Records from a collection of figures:
==================================================

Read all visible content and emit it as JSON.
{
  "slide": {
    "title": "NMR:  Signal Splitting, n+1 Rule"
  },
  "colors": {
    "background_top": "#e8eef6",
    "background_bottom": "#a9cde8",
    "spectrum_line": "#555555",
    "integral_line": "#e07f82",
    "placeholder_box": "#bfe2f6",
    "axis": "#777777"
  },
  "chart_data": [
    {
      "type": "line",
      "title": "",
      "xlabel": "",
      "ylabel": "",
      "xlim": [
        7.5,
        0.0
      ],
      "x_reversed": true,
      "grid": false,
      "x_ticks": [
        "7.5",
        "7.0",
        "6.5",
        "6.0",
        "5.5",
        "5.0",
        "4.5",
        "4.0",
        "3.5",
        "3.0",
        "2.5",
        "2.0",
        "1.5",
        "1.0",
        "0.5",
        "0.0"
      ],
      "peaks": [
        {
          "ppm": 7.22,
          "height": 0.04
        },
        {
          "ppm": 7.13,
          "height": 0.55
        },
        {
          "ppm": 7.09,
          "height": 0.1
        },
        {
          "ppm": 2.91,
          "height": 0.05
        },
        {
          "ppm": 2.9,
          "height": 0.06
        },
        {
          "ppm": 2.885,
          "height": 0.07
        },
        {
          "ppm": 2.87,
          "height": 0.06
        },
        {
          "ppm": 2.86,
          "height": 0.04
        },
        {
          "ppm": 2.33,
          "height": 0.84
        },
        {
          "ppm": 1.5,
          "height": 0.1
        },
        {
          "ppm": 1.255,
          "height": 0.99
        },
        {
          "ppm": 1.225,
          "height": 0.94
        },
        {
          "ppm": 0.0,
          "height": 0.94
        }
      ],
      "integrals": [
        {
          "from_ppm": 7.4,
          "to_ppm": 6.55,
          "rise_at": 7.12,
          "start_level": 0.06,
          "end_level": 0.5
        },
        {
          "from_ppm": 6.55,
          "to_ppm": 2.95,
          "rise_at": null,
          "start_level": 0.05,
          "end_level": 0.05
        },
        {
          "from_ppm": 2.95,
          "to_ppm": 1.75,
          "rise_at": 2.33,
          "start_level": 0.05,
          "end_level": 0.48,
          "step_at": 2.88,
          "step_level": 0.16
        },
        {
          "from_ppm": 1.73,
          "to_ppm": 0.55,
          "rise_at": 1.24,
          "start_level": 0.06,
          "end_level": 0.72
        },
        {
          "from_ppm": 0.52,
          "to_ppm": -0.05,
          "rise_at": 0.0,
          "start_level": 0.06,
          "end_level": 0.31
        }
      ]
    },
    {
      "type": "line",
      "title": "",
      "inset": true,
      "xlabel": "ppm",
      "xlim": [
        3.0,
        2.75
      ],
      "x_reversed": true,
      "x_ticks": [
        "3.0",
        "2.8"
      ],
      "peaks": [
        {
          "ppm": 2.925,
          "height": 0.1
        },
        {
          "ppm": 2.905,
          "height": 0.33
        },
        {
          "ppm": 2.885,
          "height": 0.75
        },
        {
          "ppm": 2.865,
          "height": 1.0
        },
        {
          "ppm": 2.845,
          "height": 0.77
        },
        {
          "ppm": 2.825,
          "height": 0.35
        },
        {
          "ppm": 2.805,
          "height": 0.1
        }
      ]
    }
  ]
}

==================================================

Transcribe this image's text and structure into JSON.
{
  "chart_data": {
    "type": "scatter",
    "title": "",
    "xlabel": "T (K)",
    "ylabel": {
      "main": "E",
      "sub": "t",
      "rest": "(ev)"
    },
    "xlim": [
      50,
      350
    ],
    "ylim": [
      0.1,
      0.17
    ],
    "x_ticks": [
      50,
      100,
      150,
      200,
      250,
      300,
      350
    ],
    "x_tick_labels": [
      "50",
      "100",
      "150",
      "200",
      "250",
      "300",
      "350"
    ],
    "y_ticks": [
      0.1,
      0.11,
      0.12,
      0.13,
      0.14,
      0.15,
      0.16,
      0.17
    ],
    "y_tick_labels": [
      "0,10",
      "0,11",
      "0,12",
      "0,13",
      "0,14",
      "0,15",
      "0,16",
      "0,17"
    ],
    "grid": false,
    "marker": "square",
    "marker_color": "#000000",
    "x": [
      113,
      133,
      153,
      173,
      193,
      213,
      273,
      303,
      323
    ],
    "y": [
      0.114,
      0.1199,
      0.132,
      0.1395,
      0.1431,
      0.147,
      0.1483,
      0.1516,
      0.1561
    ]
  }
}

==================================================

From the entries above, copy every line that holds the word "JSON".

Complete output:
Read all visible content and emit it as JSON.
Transcribe this image's text and structure into JSON.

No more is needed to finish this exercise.